= Written request =
Leave out the pictures, and reproduce exactly the lines from the line containing "What does this" through the final line of the entries.

[Extracted records]
— begin —

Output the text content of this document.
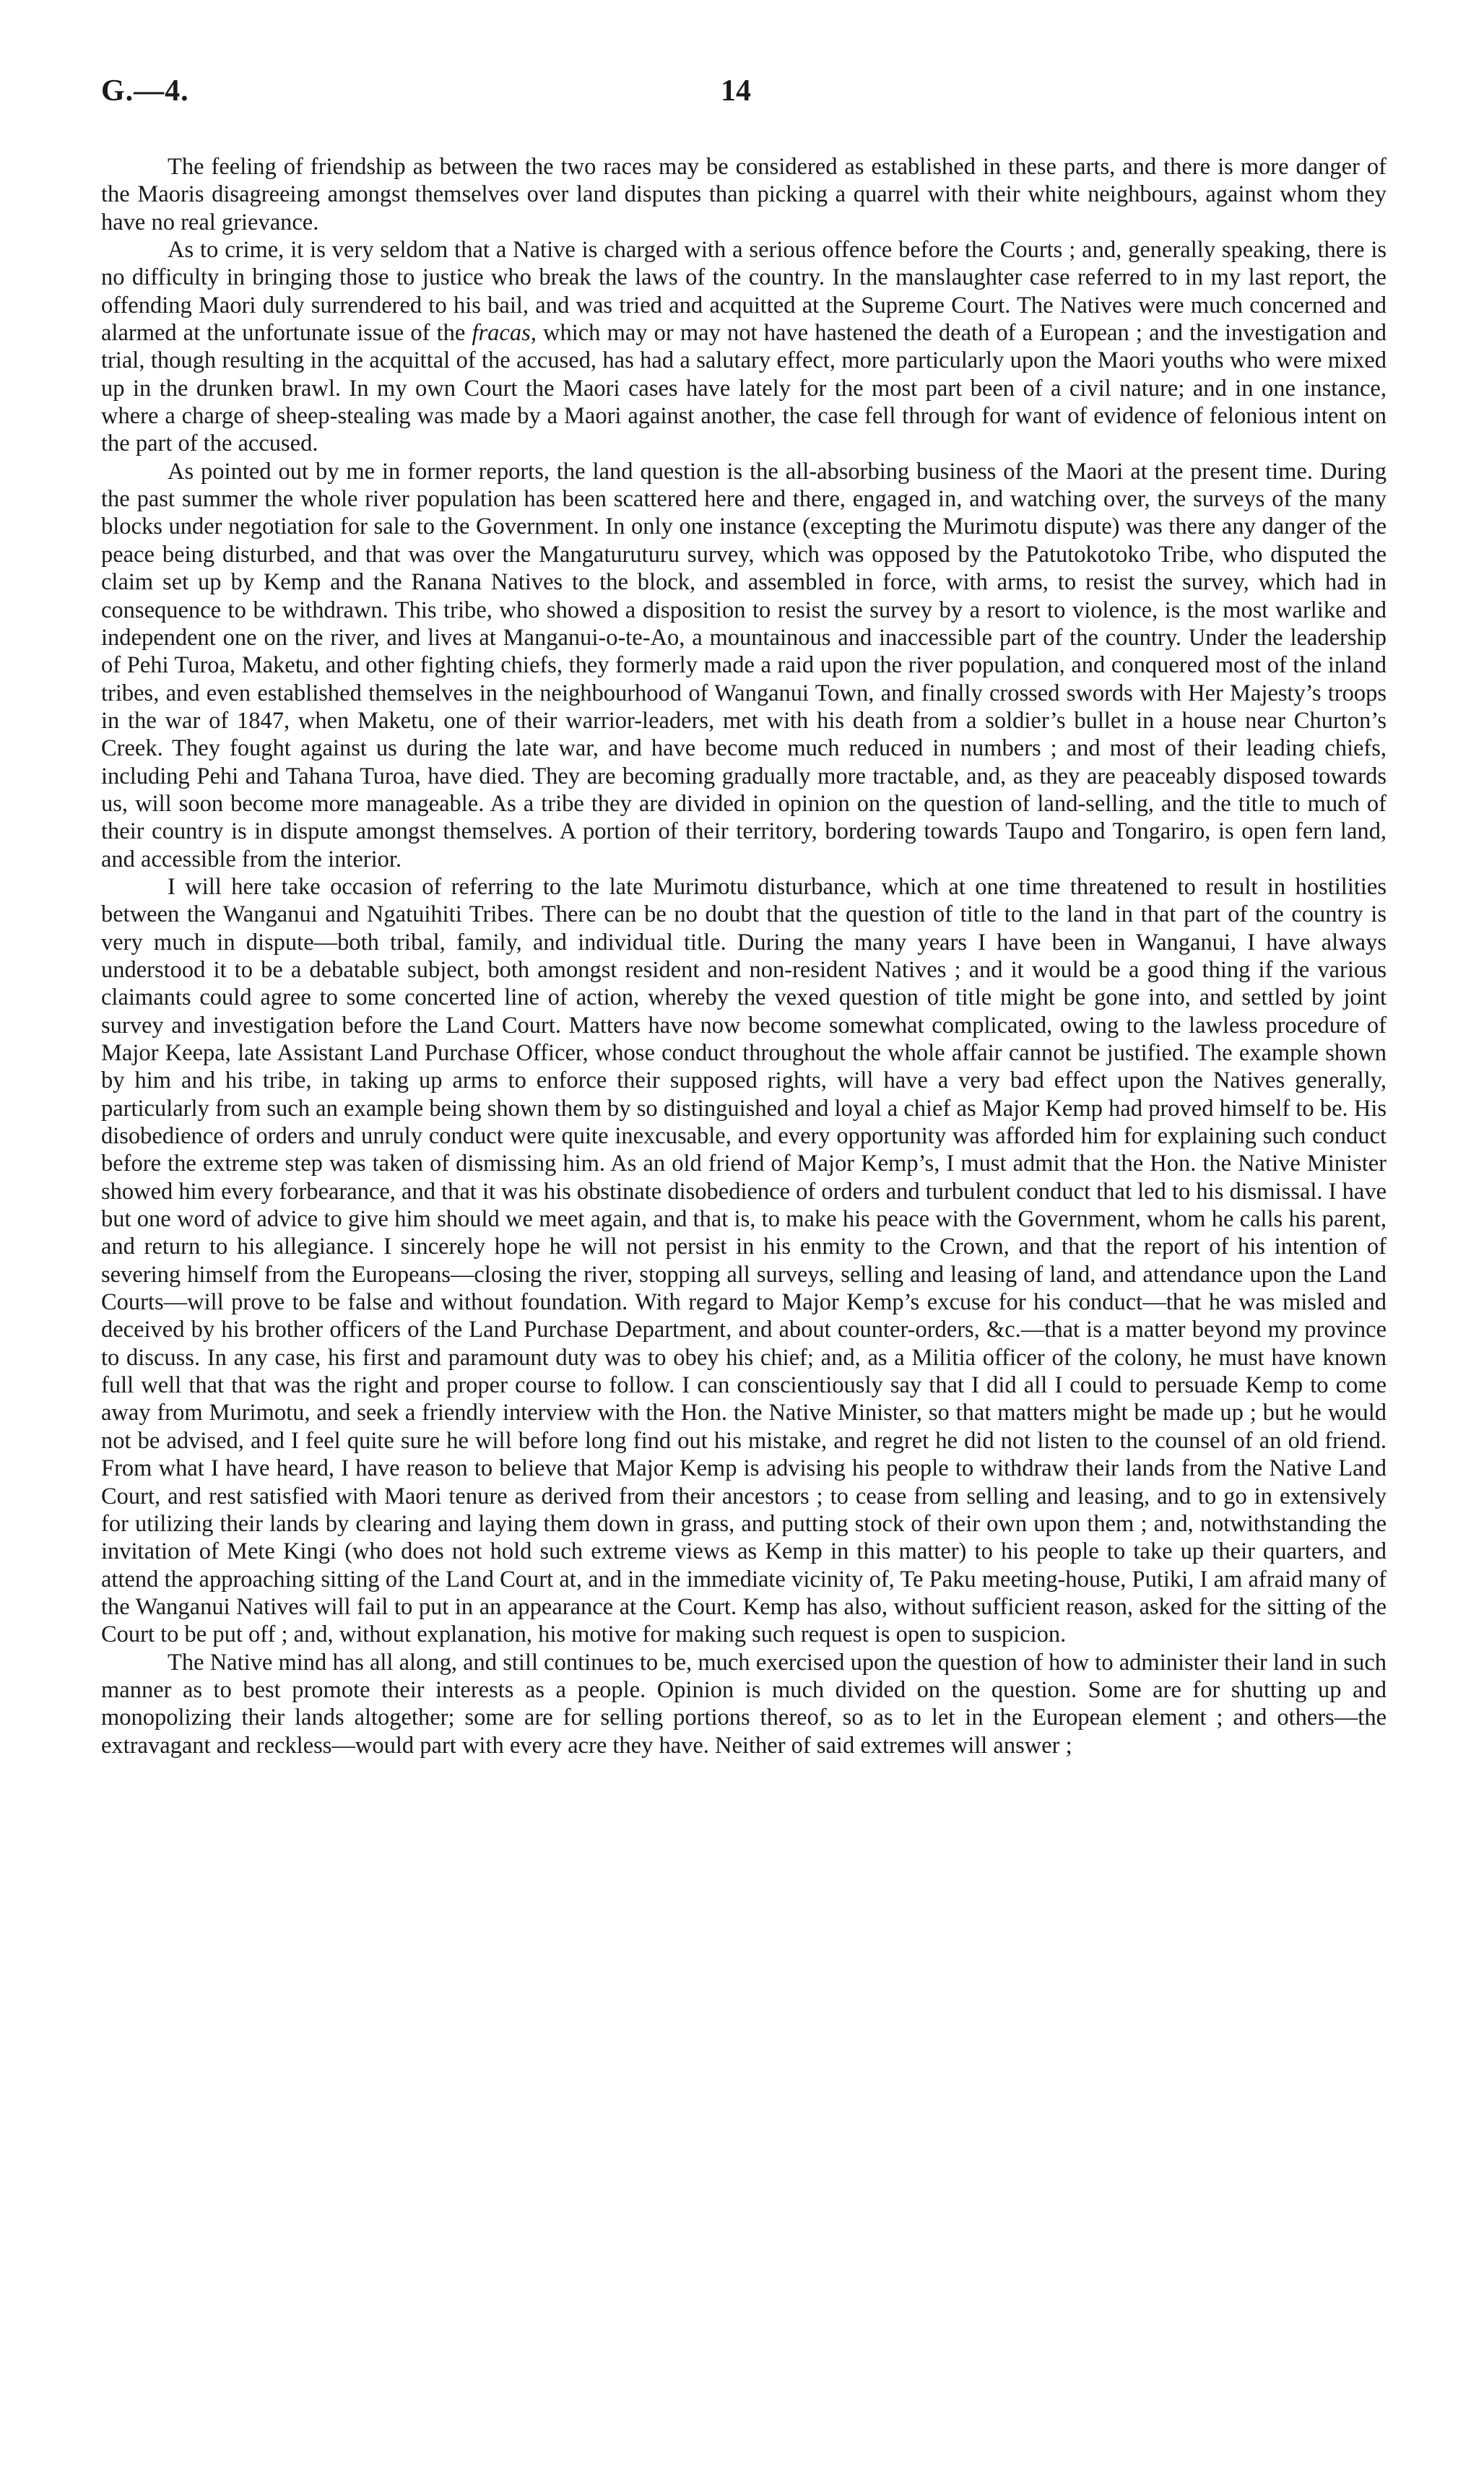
G.—4.	14

The feeling of friendship as between the two races may be considered as established in these parts, and there is more danger of the Maoris disagreeing amongst themselves over land disputes than picking a quarrel with their white neighbours, against whom they have no real grievance.

As to crime, it is very seldom that a Native is charged with a serious offence before the Courts ; and, generally speaking, there is no difficulty in bringing those to justice who break the laws of the country. In the manslaughter case referred to in my last report, the offending Maori duly surrendered to his bail, and was tried and acquitted at the Supreme Court. The Natives were much concerned and alarmed at the unfortunate issue of the fracas, which may or may not have hastened the death of a European ; and the investigation and trial, though resulting in the acquittal of the accused, has had a salutary effect, more particularly upon the Maori youths who were mixed up in the drunken brawl. In my own Court the Maori cases have lately for the most part been of a civil nature; and in one instance, where a charge of sheep-stealing was made by a Maori against another, the case fell through for want of evidence of felonious intent on the part of the accused.

As pointed out by me in former reports, the land question is the all-absorbing business of the Maori at the present time. During the past summer the whole river population has been scattered here and there, engaged in, and watching over, the surveys of the many blocks under negotiation for sale to the Government. In only one instance (excepting the Murimotu dispute) was there any danger of the peace being disturbed, and that was over the Mangaturuturu survey, which was opposed by the Patutokotoko Tribe, who disputed the claim set up by Kemp and the Ranana Natives to the block, and assembled in force, with arms, to resist the survey, which had in consequence to be withdrawn. This tribe, who showed a disposition to resist the survey by a resort to violence, is the most warlike and independent one on the river, and lives at Manganui-o-te-Ao, a mountainous and inaccessible part of the country. Under the leadership of Pehi Turoa, Maketu, and other fighting chiefs, they formerly made a raid upon the river population, and conquered most of the inland tribes, and even established themselves in the neighbourhood of Wanganui Town, and finally crossed swords with Her Majesty’s troops in the war of 1847, when Maketu, one of their warrior-leaders, met with his death from a soldier’s bullet in a house near Churton’s Creek. They fought against us during the late war, and have become much reduced in numbers ; and most of their leading chiefs, including Pehi and Tahana Turoa, have died. They are becoming gradually more tractable, and, as they are peaceably disposed towards us, will soon become more manageable. As a tribe they are divided in opinion on the question of land-selling, and the title to much of their country is in dispute amongst themselves. A portion of their territory, bordering towards Taupo and Tongariro, is open fern land, and accessible from the interior.

I will here take occasion of referring to the late Murimotu disturbance, which at one time threatened to result in hostilities between the Wanganui and Ngatuihiti Tribes. There can be no doubt that the question of title to the land in that part of the country is very much in dispute—both tribal, family, and individual title. During the many years I have been in Wanganui, I have always understood it to be a debatable subject, both amongst resident and non-resident Natives ; and it would be a good thing if the various claimants could agree to some concerted line of action, whereby the vexed question of title might be gone into, and settled by joint survey and investigation before the Land Court. Matters have now become somewhat complicated, owing to the lawless procedure of Major Keepa, late Assistant Land Purchase Officer, whose conduct throughout the whole affair cannot be justified. The example shown by him and his tribe, in taking up arms to enforce their supposed rights, will have a very bad effect upon the Natives generally, particularly from such an example being shown them by so distinguished and loyal a chief as Major Kemp had proved himself to be. His disobedience of orders and unruly conduct were quite inexcusable, and every opportunity was afforded him for explaining such conduct before the extreme step was taken of dismissing him. As an old friend of Major Kemp’s, I must admit that the Hon. the Native Minister showed him every forbearance, and that it was his obstinate disobedience of orders and turbulent conduct that led to his dismissal. I have but one word of advice to give him should we meet again, and that is, to make his peace with the Government, whom he calls his parent, and return to his allegiance. I sincerely hope he will not persist in his enmity to the Crown, and that the report of his intention of severing himself from the Europeans—closing the river, stopping all surveys, selling and leasing of land, and attendance upon the Land Courts—will prove to be false and without foundation. With regard to Major Kemp’s excuse for his conduct—that he was misled and deceived by his brother officers of the Land Purchase Department, and about counter-orders, &c.—that is a matter beyond my province to discuss. In any case, his first and paramount duty was to obey his chief; and, as a Militia officer of the colony, he must have known full well that that was the right and proper course to follow. I can conscientiously say that I did all I could to persuade Kemp to come away from Murimotu, and seek a friendly interview with the Hon. the Native Minister, so that matters might be made up ; but he would not be advised, and I feel quite sure he will before long find out his mistake, and regret he did not listen to the counsel of an old friend. From what I have heard, I have reason to believe that Major Kemp is advising his people to withdraw their lands from the Native Land Court, and rest satisfied with Maori tenure as derived from their ancestors ; to cease from selling and leasing, and to go in extensively for utilizing their lands by clearing and laying them down in grass, and putting stock of their own upon them ; and, notwithstanding the invitation of Mete Kingi (who does not hold such extreme views as Kemp in this matter) to his people to take up their quarters, and attend the approaching sitting of the Land Court at, and in the immediate vicinity of, Te Paku meeting-house, Putiki, I am afraid many of the Wanganui Natives will fail to put in an appearance at the Court. Kemp has also, without sufficient reason, asked for the sitting of the Court to be put off ; and, without explanation, his motive for making such request is open to suspicion.

The Native mind has all along, and still continues to be, much exercised upon the question of how to administer their land in such manner as to best promote their interests as a people. Opinion is much divided on the question. Some are for shutting up and monopolizing their lands altogether; some are for selling portions thereof, so as to let in the European element ; and others—the extravagant and reckless—would part with every acre they have. Neither of said extremes will answer ;
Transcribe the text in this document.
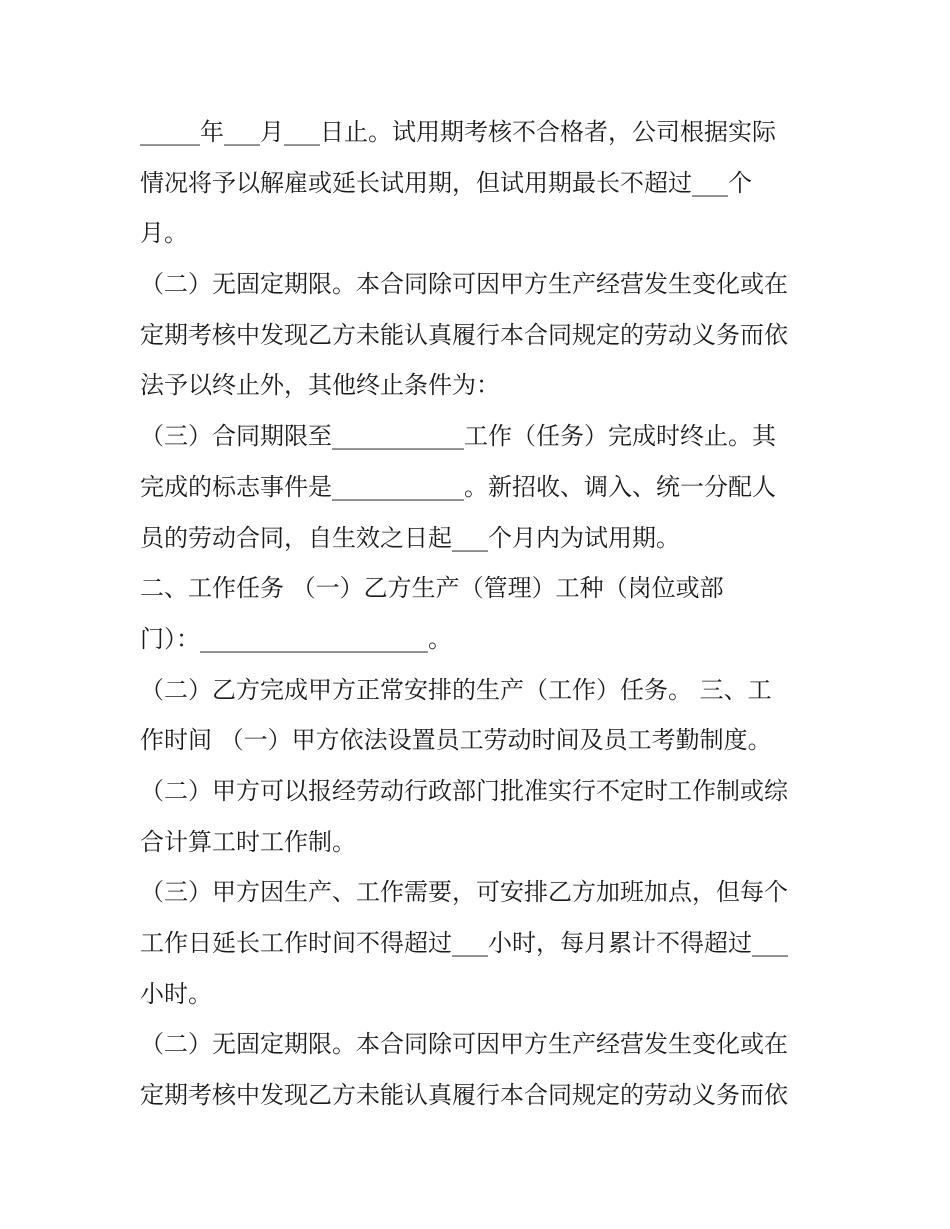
_____年___月___日止。试用期考核不合格者，公司根据实际
情况将予以解雇或延长试用期，但试用期最长不超过___个
月。
（二）无固定期限。本合同除可因甲方生产经营发生变化或在
定期考核中发现乙方未能认真履行本合同规定的劳动义务而依
法予以终止外，其他终止条件为：
（三）合同期限至___________工作（任务）完成时终止。其
完成的标志事件是___________。新招收、调入、统一分配人
员的劳动合同，自生效之日起___个月内为试用期。
二、工作任务 （一）乙方生产（管理）工种（岗位或部
门）：___________________。
（二）乙方完成甲方正常安排的生产（工作）任务。 三、工
作时间 （一）甲方依法设置员工劳动时间及员工考勤制度。
（二）甲方可以报经劳动行政部门批准实行不定时工作制或综
合计算工时工作制。
（三）甲方因生产、工作需要，可安排乙方加班加点，但每个
工作日延长工作时间不得超过___小时，每月累计不得超过___
小时。
（二）无固定期限。本合同除可因甲方生产经营发生变化或在
定期考核中发现乙方未能认真履行本合同规定的劳动义务而依
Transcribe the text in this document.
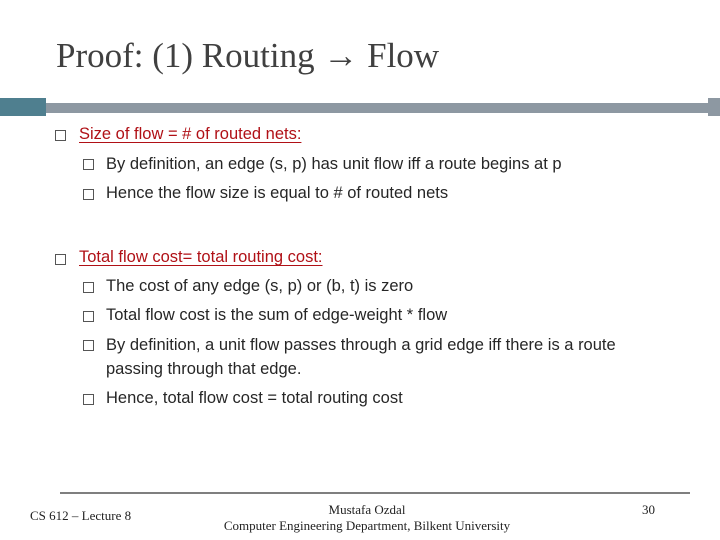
Proof: (1) Routing → Flow
Size of flow = # of routed nets:
By definition, an edge (s, p) has unit flow iff a route begins at p
Hence the flow size is equal to # of routed nets
Total flow cost= total routing cost:
The cost of any edge (s, p) or (b, t) is zero
Total flow cost is the sum of edge-weight * flow
By definition, a unit flow passes through a grid edge iff there is a route
passing through that edge.
Hence, total flow cost = total routing cost
CS 612 – Lecture 8	Mustafa Ozdal
Computer Engineering Department, Bilkent University
30
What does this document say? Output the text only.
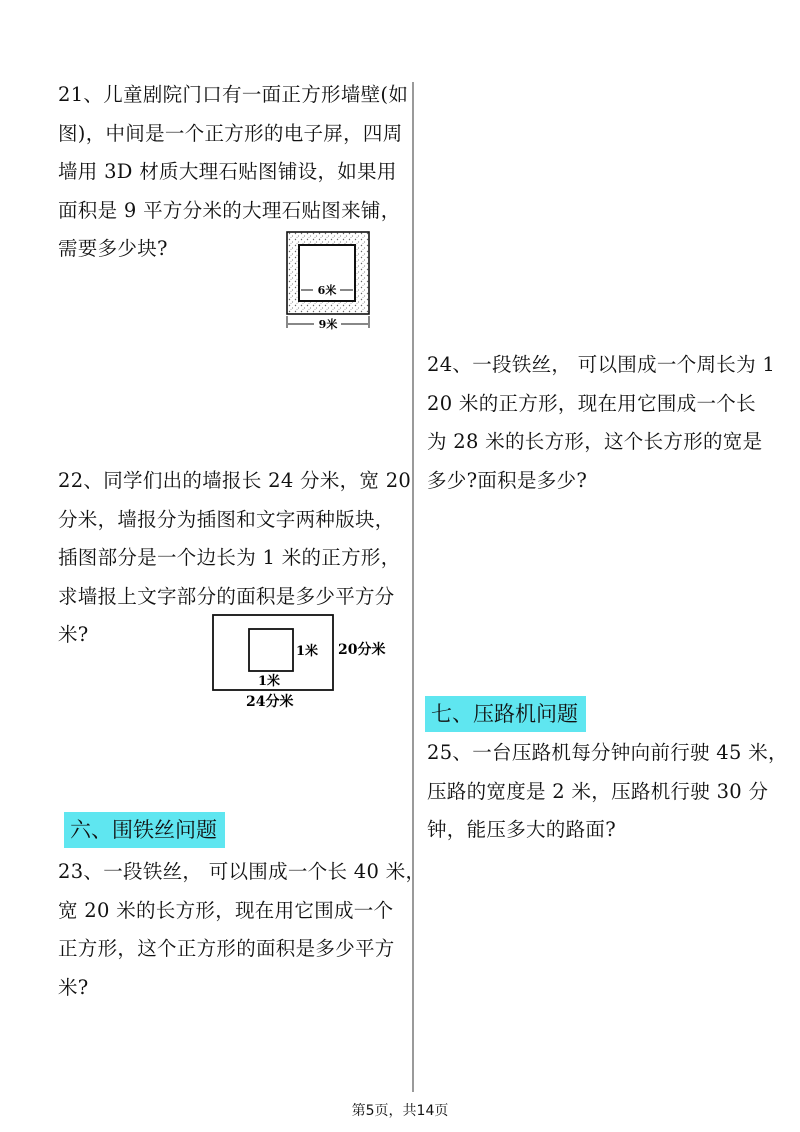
21、儿童剧院门口有一面正方形墙壁(如
图)，中间是一个正方形的电子屏，四周
墙用 3D 材质大理石贴图铺设，如果用
面积是 9 平方分米的大理石贴图来铺，
需要多少块?
6米
9米
24、一段铁丝， 可以围成一个周长为 1
20 米的正方形，现在用它围成一个长
为 28 米的长方形，这个长方形的宽是
多少?面积是多少?
22、同学们出的墙报长 24 分米，宽 20
分米，墙报分为插图和文字两种版块，
插图部分是一个边长为 1 米的正方形，
求墙报上文字部分的面积是多少平方分
米?
1米
1米
20分米
24分米	七、压路机问题
25、一台压路机每分钟向前行驶 45 米，
压路的宽度是 2 米，压路机行驶 30 分
钟，能压多大的路面?
六、围铁丝问题
23、一段铁丝， 可以围成一个长 40 米，
宽 20 米的长方形，现在用它围成一个
正方形，这个正方形的面积是多少平方
米?
第5页，共14页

— end —

= In response =
What does this document say? Output the text only.
21、儿童剧院门口有一面正方形墙壁(如
图)，中间是一个正方形的电子屏，四周
墙用 3D 材质大理石贴图铺设，如果用
面积是 9 平方分米的大理石贴图来铺，
需要多少块?
6米
9米
24、一段铁丝， 可以围成一个周长为 1
20 米的正方形，现在用它围成一个长
为 28 米的长方形，这个长方形的宽是
多少?面积是多少?
22、同学们出的墙报长 24 分米，宽 20
分米，墙报分为插图和文字两种版块，
插图部分是一个边长为 1 米的正方形，
求墙报上文字部分的面积是多少平方分
米?
1米
1米
20分米
24分米	七、压路机问题
25、一台压路机每分钟向前行驶 45 米，
压路的宽度是 2 米，压路机行驶 30 分
钟，能压多大的路面?
六、围铁丝问题
23、一段铁丝， 可以围成一个长 40 米，
宽 20 米的长方形，现在用它围成一个
正方形，这个正方形的面积是多少平方
米?
第5页，共14页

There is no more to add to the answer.